Print the entries verbatim, leaving out the images they contain.

[Items from a figure collection]
▶

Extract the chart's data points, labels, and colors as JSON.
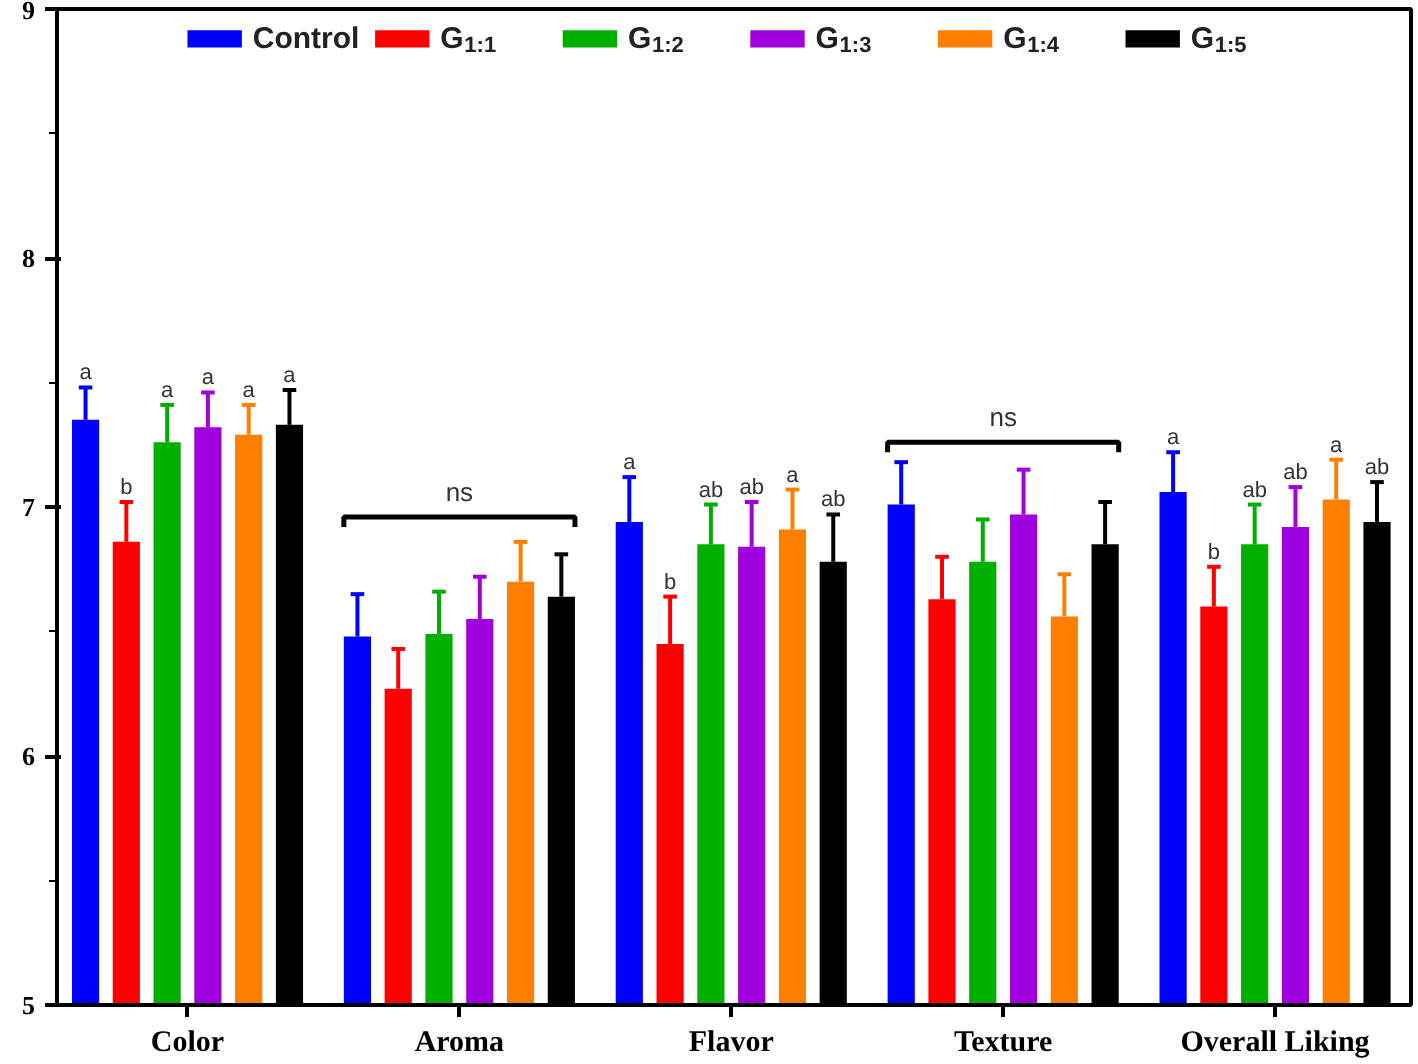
{
  "chart_data": {
    "type": "bar",
    "categories": [
      "Color",
      "Aroma",
      "Flavor",
      "Texture",
      "Overall Liking"
    ],
    "ylim": [
      5,
      9
    ],
    "yticks": [
      5,
      6,
      7,
      8,
      9
    ],
    "grid": false,
    "legend": "top",
    "series": [
      {
        "name": "Control",
        "color": "#0000ff",
        "values": [
          7.35,
          6.48,
          6.94,
          7.01,
          7.06
        ],
        "errors": [
          0.13,
          0.17,
          0.18,
          0.17,
          0.16
        ],
        "value_labels": [
          "a",
          null,
          "a",
          null,
          "a"
        ]
      },
      {
        "name": "G$_{1:1}$",
        "color": "#ff0000",
        "values": [
          6.86,
          6.27,
          6.45,
          6.63,
          6.6
        ],
        "errors": [
          0.16,
          0.16,
          0.19,
          0.17,
          0.16
        ],
        "value_labels": [
          "b",
          null,
          "b",
          null,
          "b"
        ]
      },
      {
        "name": "G$_{1:2}$",
        "color": "#00b000",
        "values": [
          7.26,
          6.49,
          6.85,
          6.78,
          6.85
        ],
        "errors": [
          0.15,
          0.17,
          0.16,
          0.17,
          0.16
        ],
        "value_labels": [
          "a",
          null,
          "ab",
          null,
          "ab"
        ]
      },
      {
        "name": "G$_{1:3}$",
        "color": "#a000e0",
        "values": [
          7.32,
          6.55,
          6.84,
          6.97,
          6.92
        ],
        "errors": [
          0.14,
          0.17,
          0.18,
          0.18,
          0.16
        ],
        "value_labels": [
          "a",
          null,
          "ab",
          null,
          "ab"
        ]
      },
      {
        "name": "G$_{1:4}$",
        "color": "#ff8000",
        "values": [
          7.29,
          6.7,
          6.91,
          6.56,
          7.03
        ],
        "errors": [
          0.12,
          0.16,
          0.16,
          0.17,
          0.16
        ],
        "value_labels": [
          "a",
          null,
          "a",
          null,
          "a"
        ]
      },
      {
        "name": "G$_{1:5}$",
        "color": "#000000",
        "values": [
          7.33,
          6.64,
          6.78,
          6.85,
          6.94
        ],
        "errors": [
          0.14,
          0.17,
          0.19,
          0.17,
          0.16
        ],
        "value_labels": [
          "a",
          null,
          "ab",
          null,
          "ab"
        ]
      }
    ],
    "annotations": [
      "ns",
      "ns"
    ]
  }
}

◀

> **Solved exercise**:
Extract the chart's data points, labels, and colors as JSON.
{
  "chart_data": {
    "type": "bar",
    "categories": [
      "Color",
      "Aroma",
      "Flavor",
      "Texture",
      "Overall Liking"
    ],
    "ylim": [
      5,
      9
    ],
    "yticks": [
      5,
      6,
      7,
      8,
      9
    ],
    "grid": false,
    "legend": "top",
    "series": [
      {
        "name": "Control",
        "color": "#0000ff",
        "values": [
          7.35,
          6.48,
          6.94,
          7.01,
          7.06
        ],
        "errors": [
          0.13,
          0.17,
          0.18,
          0.17,
          0.16
        ],
        "value_labels": [
          "a",
          null,
          "a",
          null,
          "a"
        ]
      },
      {
        "name": "G$_{1:1}$",
        "color": "#ff0000",
        "values": [
          6.86,
          6.27,
          6.45,
          6.63,
          6.6
        ],
        "errors": [
          0.16,
          0.16,
          0.19,
          0.17,
          0.16
        ],
        "value_labels": [
          "b",
          null,
          "b",
          null,
          "b"
        ]
      },
      {
        "name": "G$_{1:2}$",
        "color": "#00b000",
        "values": [
          7.26,
          6.49,
          6.85,
          6.78,
          6.85
        ],
        "errors": [
          0.15,
          0.17,
          0.16,
          0.17,
          0.16
        ],
        "value_labels": [
          "a",
          null,
          "ab",
          null,
          "ab"
        ]
      },
      {
        "name": "G$_{1:3}$",
        "color": "#a000e0",
        "values": [
          7.32,
          6.55,
          6.84,
          6.97,
          6.92
        ],
        "errors": [
          0.14,
          0.17,
          0.18,
          0.18,
          0.16
        ],
        "value_labels": [
          "a",
          null,
          "ab",
          null,
          "ab"
        ]
      },
      {
        "name": "G$_{1:4}$",
        "color": "#ff8000",
        "values": [
          7.29,
          6.7,
          6.91,
          6.56,
          7.03
        ],
        "errors": [
          0.12,
          0.16,
          0.16,
          0.17,
          0.16
        ],
        "value_labels": [
          "a",
          null,
          "a",
          null,
          "a"
        ]
      },
      {
        "name": "G$_{1:5}$",
        "color": "#000000",
        "values": [
          7.33,
          6.64,
          6.78,
          6.85,
          6.94
        ],
        "errors": [
          0.14,
          0.17,
          0.19,
          0.17,
          0.16
        ],
        "value_labels": [
          "a",
          null,
          "ab",
          null,
          "ab"
        ]
      }
    ],
    "annotations": [
      "ns",
      "ns"
    ]
  }
}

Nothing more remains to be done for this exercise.